#### TASK GOAL:
Select, from the material below, each line with "user" in it.

#### Saved entries:
+ + +

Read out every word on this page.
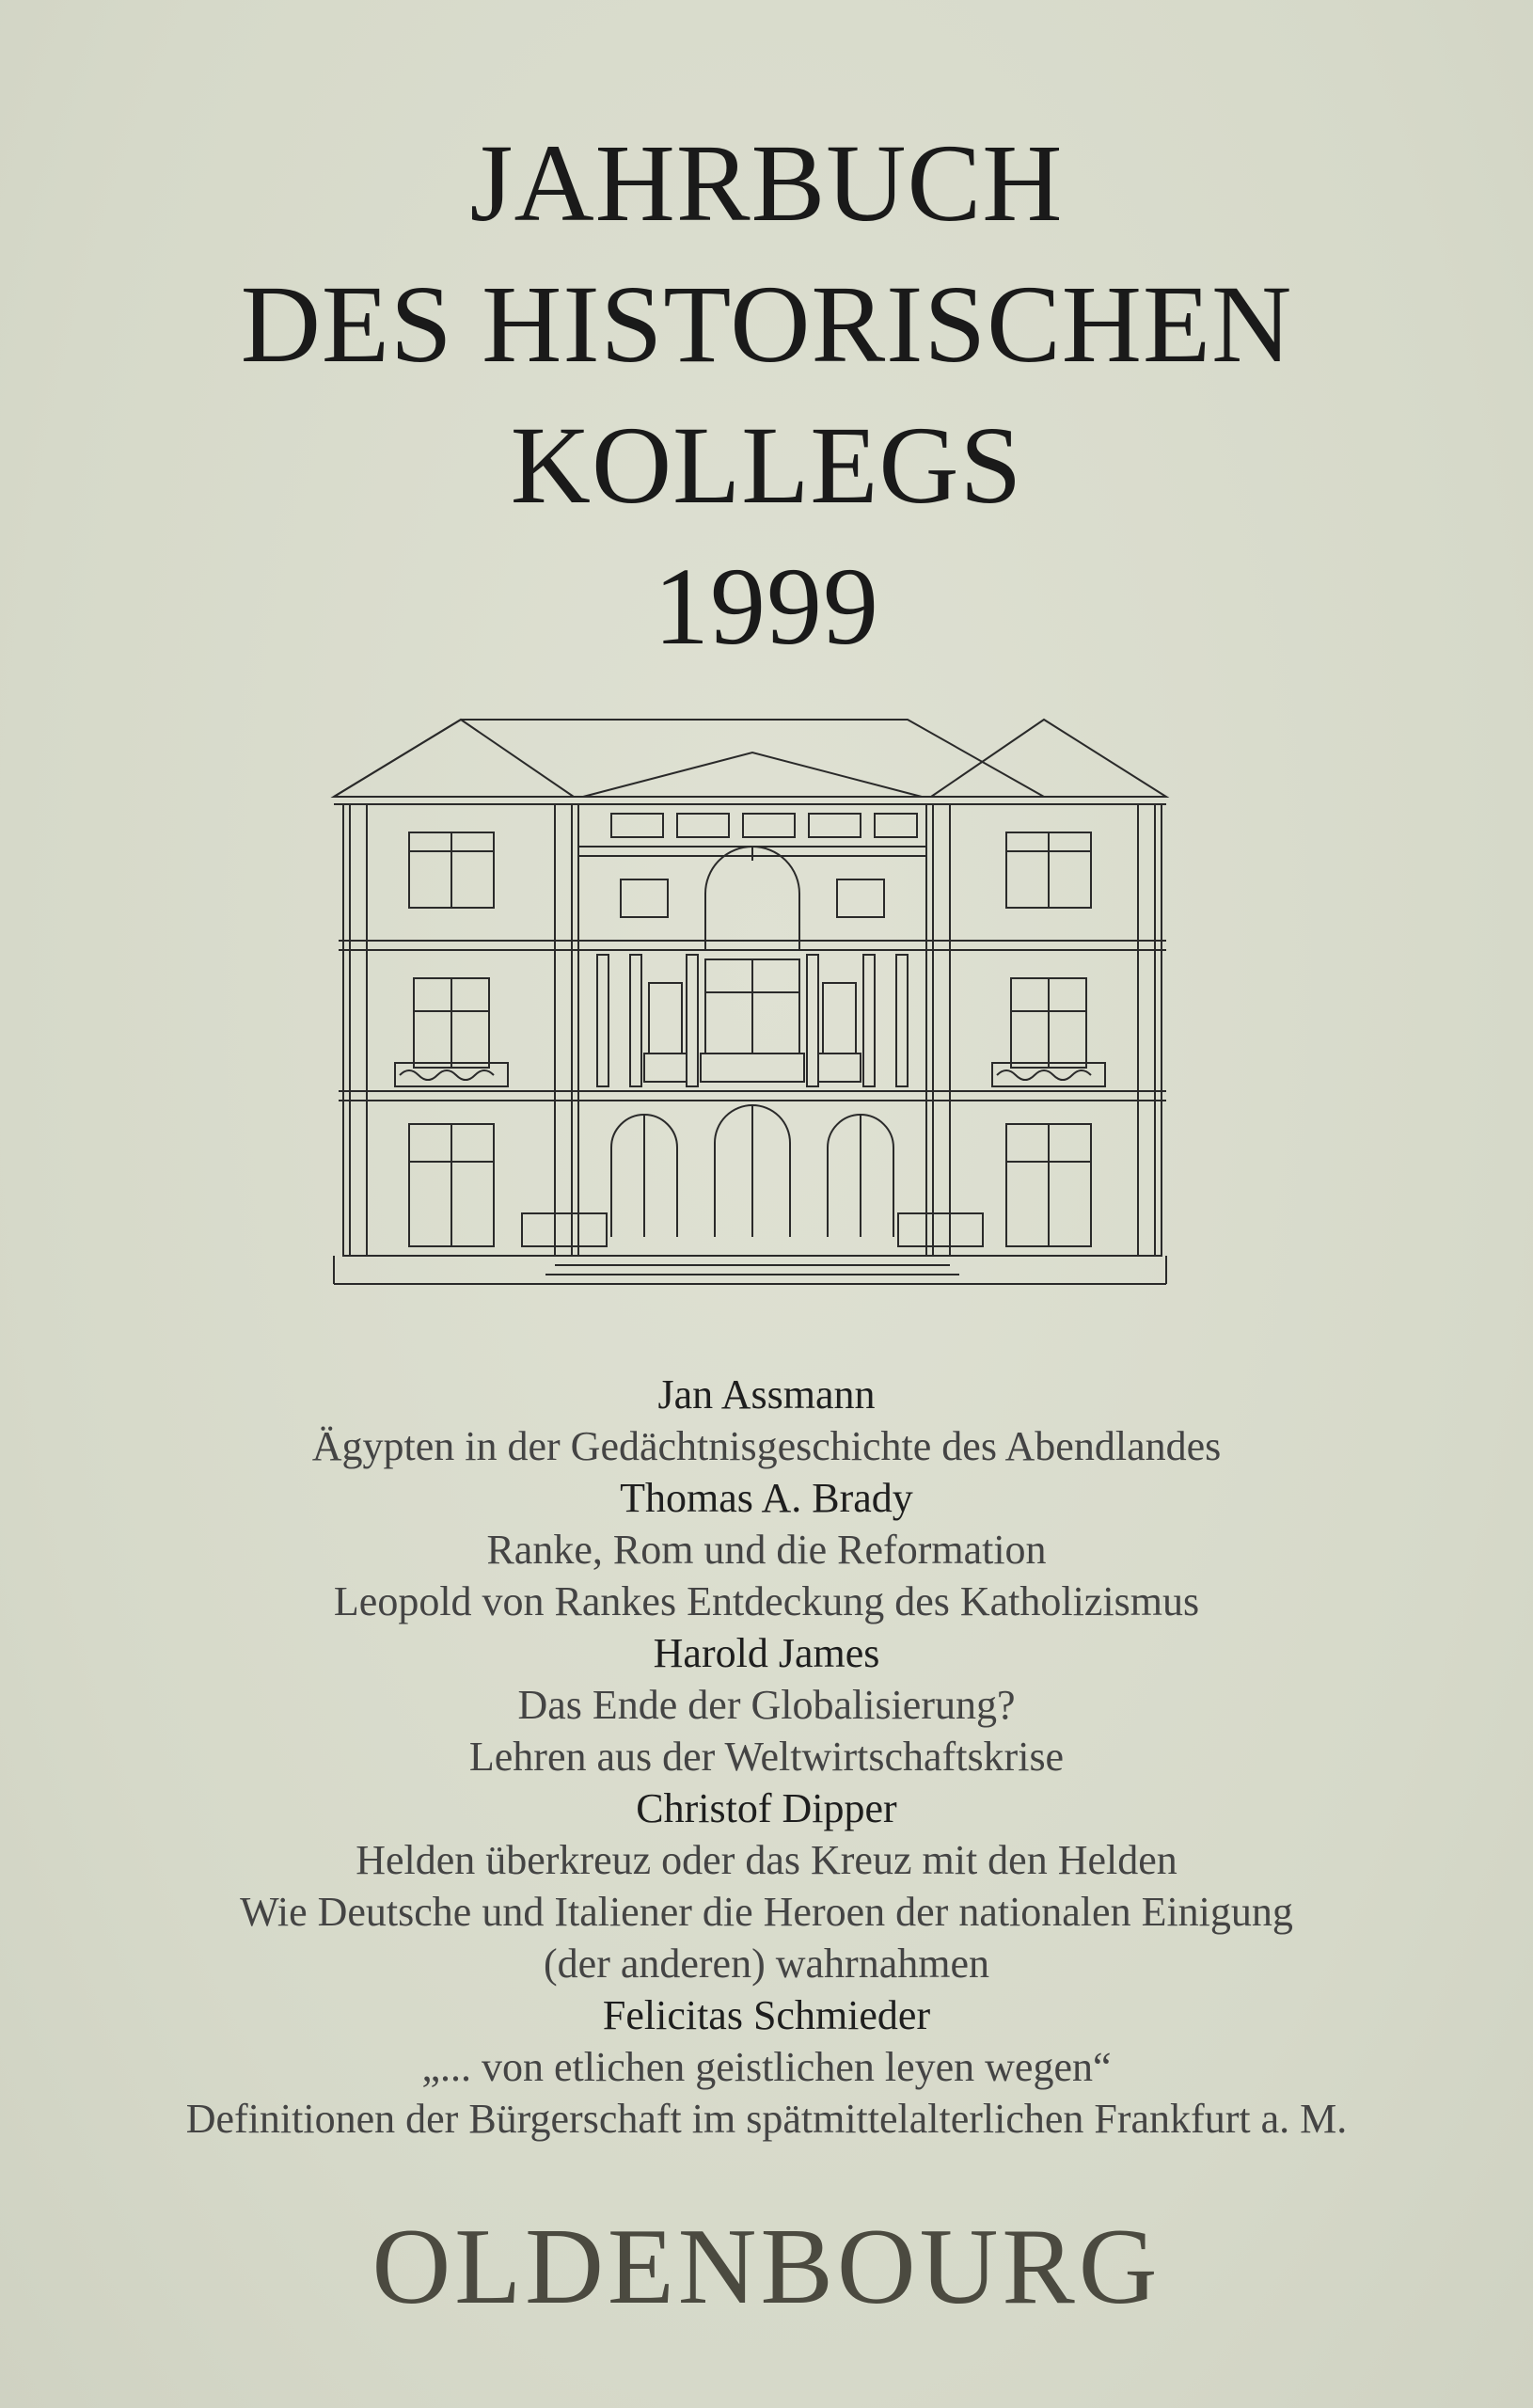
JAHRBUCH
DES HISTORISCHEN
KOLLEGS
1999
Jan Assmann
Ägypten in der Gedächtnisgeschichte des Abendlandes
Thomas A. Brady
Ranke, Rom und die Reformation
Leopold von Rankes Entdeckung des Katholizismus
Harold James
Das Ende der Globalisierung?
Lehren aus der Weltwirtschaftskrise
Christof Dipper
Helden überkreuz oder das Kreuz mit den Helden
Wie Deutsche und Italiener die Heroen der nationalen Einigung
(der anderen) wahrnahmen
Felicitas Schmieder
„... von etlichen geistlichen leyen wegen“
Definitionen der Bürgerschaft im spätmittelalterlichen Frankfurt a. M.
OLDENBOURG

+ + +

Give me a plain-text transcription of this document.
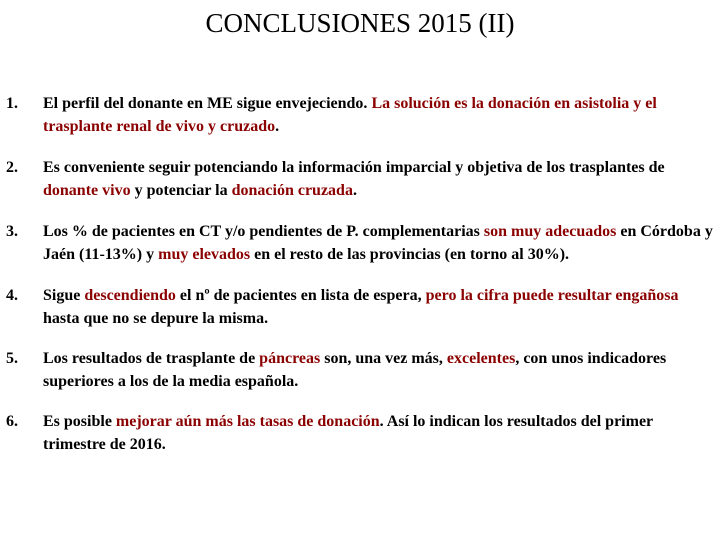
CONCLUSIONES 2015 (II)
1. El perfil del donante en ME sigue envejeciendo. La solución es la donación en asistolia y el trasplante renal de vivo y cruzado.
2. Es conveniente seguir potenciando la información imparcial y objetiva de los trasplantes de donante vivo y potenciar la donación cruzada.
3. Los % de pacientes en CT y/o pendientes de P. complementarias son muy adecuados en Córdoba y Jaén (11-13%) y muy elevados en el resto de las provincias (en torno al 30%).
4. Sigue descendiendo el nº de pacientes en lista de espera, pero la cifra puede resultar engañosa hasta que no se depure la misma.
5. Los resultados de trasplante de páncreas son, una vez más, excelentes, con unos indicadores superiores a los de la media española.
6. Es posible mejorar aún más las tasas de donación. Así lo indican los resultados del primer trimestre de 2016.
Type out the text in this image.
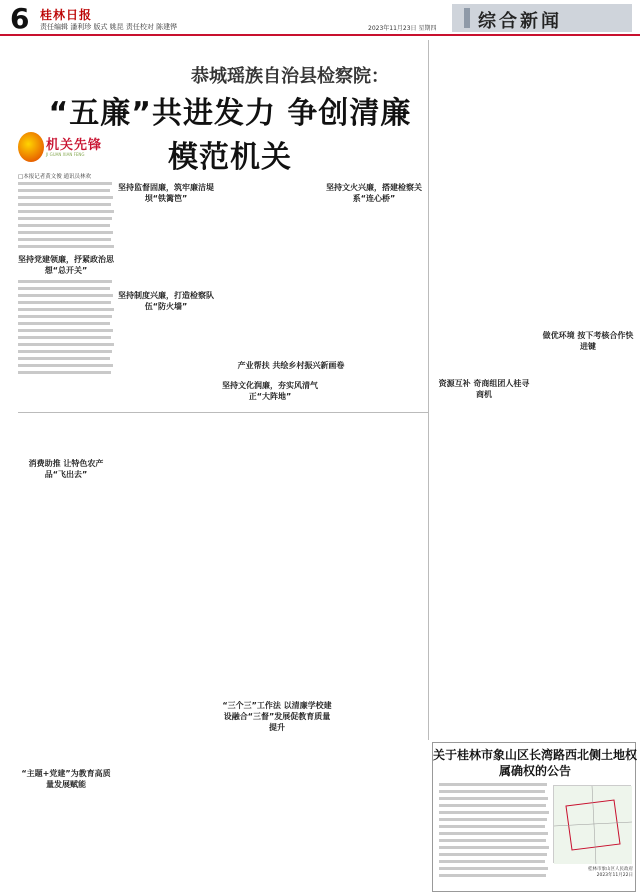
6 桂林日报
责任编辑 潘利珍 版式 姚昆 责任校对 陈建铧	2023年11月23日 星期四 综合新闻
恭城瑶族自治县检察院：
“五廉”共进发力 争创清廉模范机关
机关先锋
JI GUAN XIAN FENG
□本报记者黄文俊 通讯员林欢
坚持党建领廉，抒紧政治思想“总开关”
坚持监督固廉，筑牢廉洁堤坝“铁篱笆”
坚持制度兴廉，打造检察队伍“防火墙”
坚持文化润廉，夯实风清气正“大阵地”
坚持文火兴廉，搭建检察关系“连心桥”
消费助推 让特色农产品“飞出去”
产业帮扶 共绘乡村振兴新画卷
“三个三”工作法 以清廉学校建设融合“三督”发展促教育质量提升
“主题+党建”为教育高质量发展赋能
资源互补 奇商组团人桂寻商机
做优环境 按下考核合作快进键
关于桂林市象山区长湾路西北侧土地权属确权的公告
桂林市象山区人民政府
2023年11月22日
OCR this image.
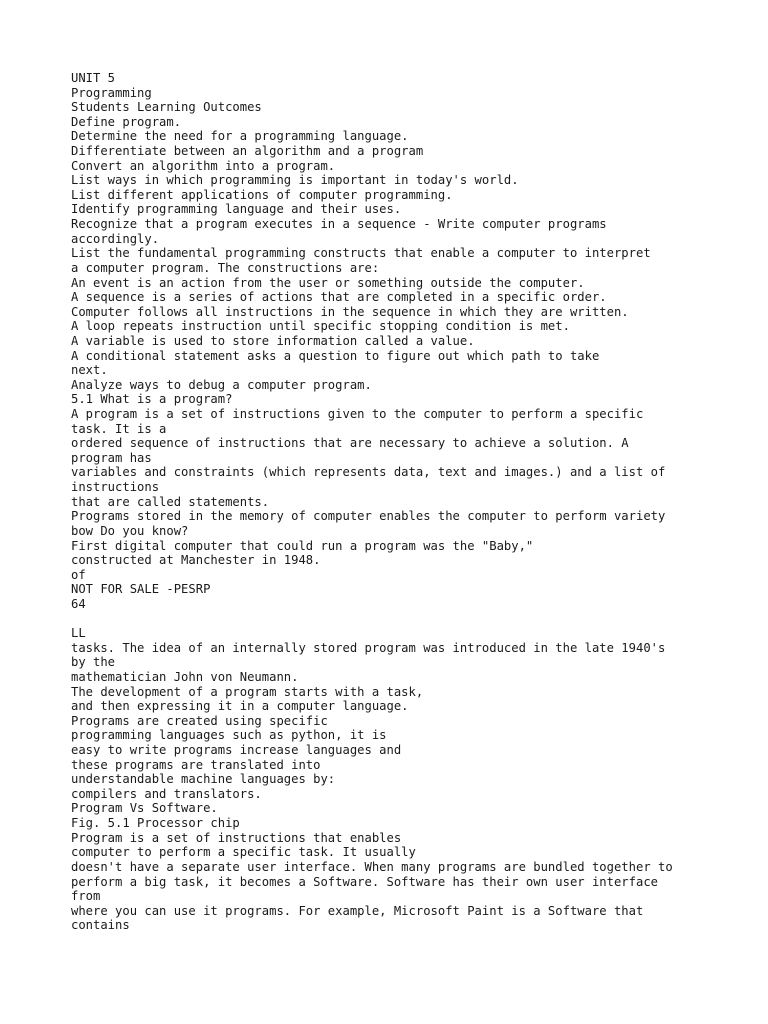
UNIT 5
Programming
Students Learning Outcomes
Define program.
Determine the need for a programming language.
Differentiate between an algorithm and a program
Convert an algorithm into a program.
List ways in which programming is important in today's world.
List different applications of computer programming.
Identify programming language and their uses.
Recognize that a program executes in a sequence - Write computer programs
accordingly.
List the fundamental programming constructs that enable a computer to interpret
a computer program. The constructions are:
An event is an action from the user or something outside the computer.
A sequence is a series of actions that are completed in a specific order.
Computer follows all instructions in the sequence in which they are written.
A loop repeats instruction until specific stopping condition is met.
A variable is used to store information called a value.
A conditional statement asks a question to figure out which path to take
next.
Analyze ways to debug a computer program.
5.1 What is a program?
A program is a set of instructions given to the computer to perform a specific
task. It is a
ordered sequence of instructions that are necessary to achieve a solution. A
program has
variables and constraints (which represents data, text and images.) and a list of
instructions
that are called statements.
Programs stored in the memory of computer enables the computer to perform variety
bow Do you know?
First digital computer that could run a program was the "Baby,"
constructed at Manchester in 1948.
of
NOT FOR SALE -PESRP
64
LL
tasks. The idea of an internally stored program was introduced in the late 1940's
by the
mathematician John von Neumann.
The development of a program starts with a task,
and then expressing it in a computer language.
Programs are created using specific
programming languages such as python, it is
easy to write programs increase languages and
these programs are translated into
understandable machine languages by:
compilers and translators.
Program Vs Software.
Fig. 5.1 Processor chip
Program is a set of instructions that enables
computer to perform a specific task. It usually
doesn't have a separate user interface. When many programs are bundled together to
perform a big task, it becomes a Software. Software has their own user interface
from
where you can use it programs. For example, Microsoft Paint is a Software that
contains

+ + +

#### WRITTEN SOLUTION:
An event is an action from the user or something outside the computer.
doesn't have a separate user interface. When many programs are bundled together to
perform a big task, it becomes a Software. Software has their own user interface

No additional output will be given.